- Text segment
Civil Records

Cause of Death: Childbirth?

Mary McCourt, wife of “Con” (short for either Constantine or Cornelius: the records differ on this point) Hazelton, died at Brudenell, Renfrew Co., Ontario on 13 May 1907. Her Ontario civil death record lists the cause of death as “heart failure, two weeks duration,” and records the name of A.T. Gourlay as the physician in attendance.

What the death record doesn’t note is that eight days earlier, on 5 May 1907, Mary McCourt had given birth to her sixth and youngest child, Mary Margaret Constance Hazelton.


So: heart failure? In a woman of about 32 years of age? It’s difficult not to suspect that the fatal heart problem was related to pregnancy (e.g., edema, to name just the first possibility that comes to mind).

And I’ve seen at least a couple of other, similar examples in the death records of women of childbearing age in my family tree, where the “cause of death” is listed as “heart” or “anemia,” and then you notice, by looking at other records, that the deceased woman had very recently given birth.
Some people now have, I think, a somewhat exaggerated sense of the perils of childbearing in times past: as if, without epidurals and fetal monitors and the like, every other woman was destined to die of the experience of childbirth. Not so; and had that been the case, it’s hard to imagine how the human race could have made it to the mid-twentieth century or so. But on the other hand, until very recently women did routinely die of childbirth and its complications (some of which, no doubt, had to do with broader, underlying health issues of malnutrition and so on); and when things went wrong, they probably often did so dramatically, and frequently irrevocably too (that is, without the possibility of a safe and effective medical remedy).

- Extracted material
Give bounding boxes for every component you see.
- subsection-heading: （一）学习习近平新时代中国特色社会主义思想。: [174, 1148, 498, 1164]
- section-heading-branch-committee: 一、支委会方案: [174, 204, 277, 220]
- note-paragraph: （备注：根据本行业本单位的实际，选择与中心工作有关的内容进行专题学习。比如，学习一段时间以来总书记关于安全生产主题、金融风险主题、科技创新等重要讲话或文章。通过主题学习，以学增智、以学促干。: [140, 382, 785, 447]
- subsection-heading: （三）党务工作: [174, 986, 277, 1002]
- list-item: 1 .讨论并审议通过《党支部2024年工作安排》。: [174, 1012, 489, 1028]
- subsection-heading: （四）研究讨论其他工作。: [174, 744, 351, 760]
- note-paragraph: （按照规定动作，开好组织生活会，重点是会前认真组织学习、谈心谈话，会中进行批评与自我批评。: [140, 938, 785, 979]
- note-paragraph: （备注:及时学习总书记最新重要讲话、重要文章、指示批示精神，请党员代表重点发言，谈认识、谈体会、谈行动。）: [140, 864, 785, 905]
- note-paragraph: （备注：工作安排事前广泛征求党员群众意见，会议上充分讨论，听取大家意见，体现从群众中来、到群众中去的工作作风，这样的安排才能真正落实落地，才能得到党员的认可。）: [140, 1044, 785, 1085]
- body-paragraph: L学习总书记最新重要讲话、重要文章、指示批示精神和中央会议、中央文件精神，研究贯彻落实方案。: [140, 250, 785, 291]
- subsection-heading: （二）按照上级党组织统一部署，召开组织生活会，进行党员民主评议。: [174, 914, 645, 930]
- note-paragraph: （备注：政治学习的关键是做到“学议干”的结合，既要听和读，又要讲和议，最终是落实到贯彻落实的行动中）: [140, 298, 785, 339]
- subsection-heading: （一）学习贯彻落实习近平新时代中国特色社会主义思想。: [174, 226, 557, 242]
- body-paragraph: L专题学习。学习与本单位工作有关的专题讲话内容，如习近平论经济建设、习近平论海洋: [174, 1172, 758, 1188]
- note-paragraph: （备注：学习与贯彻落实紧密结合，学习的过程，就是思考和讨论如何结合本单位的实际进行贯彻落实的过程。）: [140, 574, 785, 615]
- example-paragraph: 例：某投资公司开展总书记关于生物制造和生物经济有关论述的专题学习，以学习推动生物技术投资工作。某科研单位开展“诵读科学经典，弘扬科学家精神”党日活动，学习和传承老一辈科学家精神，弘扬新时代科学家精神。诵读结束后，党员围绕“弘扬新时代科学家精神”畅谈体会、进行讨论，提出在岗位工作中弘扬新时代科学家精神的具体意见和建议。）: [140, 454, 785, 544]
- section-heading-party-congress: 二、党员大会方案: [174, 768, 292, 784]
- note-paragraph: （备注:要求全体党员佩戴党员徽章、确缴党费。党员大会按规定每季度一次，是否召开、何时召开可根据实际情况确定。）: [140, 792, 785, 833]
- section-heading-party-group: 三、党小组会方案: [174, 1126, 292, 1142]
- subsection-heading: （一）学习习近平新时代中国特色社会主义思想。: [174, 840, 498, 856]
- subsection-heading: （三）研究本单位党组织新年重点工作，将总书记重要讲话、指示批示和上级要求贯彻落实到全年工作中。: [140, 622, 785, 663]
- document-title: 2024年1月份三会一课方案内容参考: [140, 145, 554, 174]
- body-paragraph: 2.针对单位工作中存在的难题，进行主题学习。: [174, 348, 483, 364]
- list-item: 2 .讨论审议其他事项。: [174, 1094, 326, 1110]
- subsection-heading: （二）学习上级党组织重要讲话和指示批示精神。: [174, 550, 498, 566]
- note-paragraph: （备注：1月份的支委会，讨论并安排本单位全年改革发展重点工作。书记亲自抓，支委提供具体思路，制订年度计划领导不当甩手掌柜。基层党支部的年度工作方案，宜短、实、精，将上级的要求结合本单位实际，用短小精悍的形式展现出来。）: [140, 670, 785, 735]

- Instructions for the task
Output the complete text about Mary McCourt's death with no changes. The rows are separate material and are not connected to the text about Mary McCourt's death.

- Output for this exercise
Civil Records

Cause of Death: Childbirth?

Mary McCourt, wife of “Con” (short for either Constantine or Cornelius: the records differ on this point) Hazelton, died at Brudenell, Renfrew Co., Ontario on 13 May 1907. Her Ontario civil death record lists the cause of death as “heart failure, two weeks duration,” and records the name of A.T. Gourlay as the physician in attendance.

What the death record doesn’t note is that eight days earlier, on 5 May 1907, Mary McCourt had given birth to her sixth and youngest child, Mary Margaret Constance Hazelton.


So: heart failure? In a woman of about 32 years of age? It’s difficult not to suspect that the fatal heart problem was related to pregnancy (e.g., edema, to name just the first possibility that comes to mind).

And I’ve seen at least a couple of other, similar examples in the death records of women of childbearing age in my family tree, where the “cause of death” is listed as “heart” or “anemia,” and then you notice, by looking at other records, that the deceased woman had very recently given birth.
Some people now have, I think, a somewhat exaggerated sense of the perils of childbearing in times past: as if, without epidurals and fetal monitors and the like, every other woman was destined to die of the experience of childbirth. Not so; and had that been the case, it’s hard to imagine how the human race could have made it to the mid-twentieth century or so. But on the other hand, until very recently women did routinely die of childbirth and its complications (some of which, no doubt, had to do with broader, underlying health issues of malnutrition and so on); and when things went wrong, they probably often did so dramatically, and frequently irrevocably too (that is, without the possibility of a safe and effective medical remedy).